= Short problem =
Could you give every row below as a numbered list, with any blank lines left out?

____ The input

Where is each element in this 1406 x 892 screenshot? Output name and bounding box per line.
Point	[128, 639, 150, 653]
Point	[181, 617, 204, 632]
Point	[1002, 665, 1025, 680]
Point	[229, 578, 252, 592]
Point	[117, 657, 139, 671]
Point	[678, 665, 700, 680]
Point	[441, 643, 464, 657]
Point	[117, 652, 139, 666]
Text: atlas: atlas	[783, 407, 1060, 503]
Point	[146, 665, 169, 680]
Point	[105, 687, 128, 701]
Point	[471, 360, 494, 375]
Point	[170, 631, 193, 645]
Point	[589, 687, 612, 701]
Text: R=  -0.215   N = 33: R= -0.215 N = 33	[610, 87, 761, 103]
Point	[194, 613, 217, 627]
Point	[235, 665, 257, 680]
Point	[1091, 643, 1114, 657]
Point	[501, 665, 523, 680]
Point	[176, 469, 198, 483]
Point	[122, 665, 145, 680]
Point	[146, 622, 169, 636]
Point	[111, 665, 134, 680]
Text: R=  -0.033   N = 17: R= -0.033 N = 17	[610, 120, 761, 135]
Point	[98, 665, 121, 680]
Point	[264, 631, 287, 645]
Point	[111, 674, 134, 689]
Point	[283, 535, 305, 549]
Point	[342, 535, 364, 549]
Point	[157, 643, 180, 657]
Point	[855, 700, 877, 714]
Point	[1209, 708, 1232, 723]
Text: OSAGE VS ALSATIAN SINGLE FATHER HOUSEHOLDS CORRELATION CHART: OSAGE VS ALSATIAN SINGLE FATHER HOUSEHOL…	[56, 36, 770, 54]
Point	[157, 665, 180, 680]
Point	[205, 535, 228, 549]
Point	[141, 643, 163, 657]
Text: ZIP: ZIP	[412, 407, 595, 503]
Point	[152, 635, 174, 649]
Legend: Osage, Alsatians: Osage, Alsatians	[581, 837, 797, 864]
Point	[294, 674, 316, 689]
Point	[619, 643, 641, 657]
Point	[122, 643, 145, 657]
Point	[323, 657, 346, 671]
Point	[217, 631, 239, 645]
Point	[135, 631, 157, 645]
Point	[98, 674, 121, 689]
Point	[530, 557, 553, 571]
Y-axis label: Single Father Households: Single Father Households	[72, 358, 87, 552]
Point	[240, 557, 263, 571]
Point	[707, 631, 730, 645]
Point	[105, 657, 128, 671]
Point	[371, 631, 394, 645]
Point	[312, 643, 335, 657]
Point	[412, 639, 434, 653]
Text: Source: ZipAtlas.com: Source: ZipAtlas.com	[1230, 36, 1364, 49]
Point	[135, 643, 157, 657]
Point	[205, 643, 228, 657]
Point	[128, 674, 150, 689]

________

= Full output =
1. Where is each element in this 1406 x 892 screenshot? Output name and bounding box per line.
2. Point	[128, 639, 150, 653]
3. Point	[181, 617, 204, 632]
4. Point	[1002, 665, 1025, 680]
5. Point	[229, 578, 252, 592]
6. Point	[117, 657, 139, 671]
7. Point	[678, 665, 700, 680]
8. Point	[441, 643, 464, 657]
9. Point	[117, 652, 139, 666]
10. Text: atlas: atlas	[783, 407, 1060, 503]
11. Point	[146, 665, 169, 680]
12. Point	[105, 687, 128, 701]
13. Point	[471, 360, 494, 375]
14. Point	[170, 631, 193, 645]
15. Point	[589, 687, 612, 701]
16. Text: R=  -0.215   N = 33: R= -0.215 N = 33	[610, 87, 761, 103]
17. Point	[194, 613, 217, 627]
18. Point	[235, 665, 257, 680]
19. Point	[1091, 643, 1114, 657]
20. Point	[501, 665, 523, 680]
21. Point	[176, 469, 198, 483]
22. Point	[122, 665, 145, 680]
23. Point	[146, 622, 169, 636]
24. Point	[111, 665, 134, 680]
25. Text: R=  -0.033   N = 17: R= -0.033 N = 17	[610, 120, 761, 135]
26. Point	[98, 665, 121, 680]
27. Point	[264, 631, 287, 645]
28. Point	[111, 674, 134, 689]
29. Point	[283, 535, 305, 549]
30. Point	[342, 535, 364, 549]
31. Point	[157, 643, 180, 657]
32. Point	[855, 700, 877, 714]
33. Point	[1209, 708, 1232, 723]
34. Text: OSAGE VS ALSATIAN SINGLE FATHER HOUSEHOLDS CORRELATION CHART: OSAGE VS ALSATIAN SINGLE FATHER HOUSEHOL…	[56, 36, 770, 54]
35. Point	[157, 665, 180, 680]
36. Point	[205, 535, 228, 549]
37. Point	[141, 643, 163, 657]
38. Text: ZIP: ZIP	[412, 407, 595, 503]
39. Point	[152, 635, 174, 649]
40. Legend: Osage, Alsatians: Osage, Alsatians	[581, 837, 797, 864]
41. Point	[294, 674, 316, 689]
42. Point	[619, 643, 641, 657]
43. Point	[122, 643, 145, 657]
44. Point	[323, 657, 346, 671]
45. Point	[217, 631, 239, 645]
46. Point	[135, 631, 157, 645]
47. Point	[98, 674, 121, 689]
48. Point	[530, 557, 553, 571]
49. Y-axis label: Single Father Households: Single Father Households	[72, 358, 87, 552]
50. Point	[240, 557, 263, 571]
51. Point	[707, 631, 730, 645]
52. Point	[105, 657, 128, 671]
53. Point	[371, 631, 394, 645]
54. Point	[312, 643, 335, 657]
55. Point	[412, 639, 434, 653]
56. Text: Source: ZipAtlas.com: Source: ZipAtlas.com	[1230, 36, 1364, 49]
57. Point	[135, 643, 157, 657]
58. Point	[205, 643, 228, 657]
59. Point	[128, 674, 150, 689]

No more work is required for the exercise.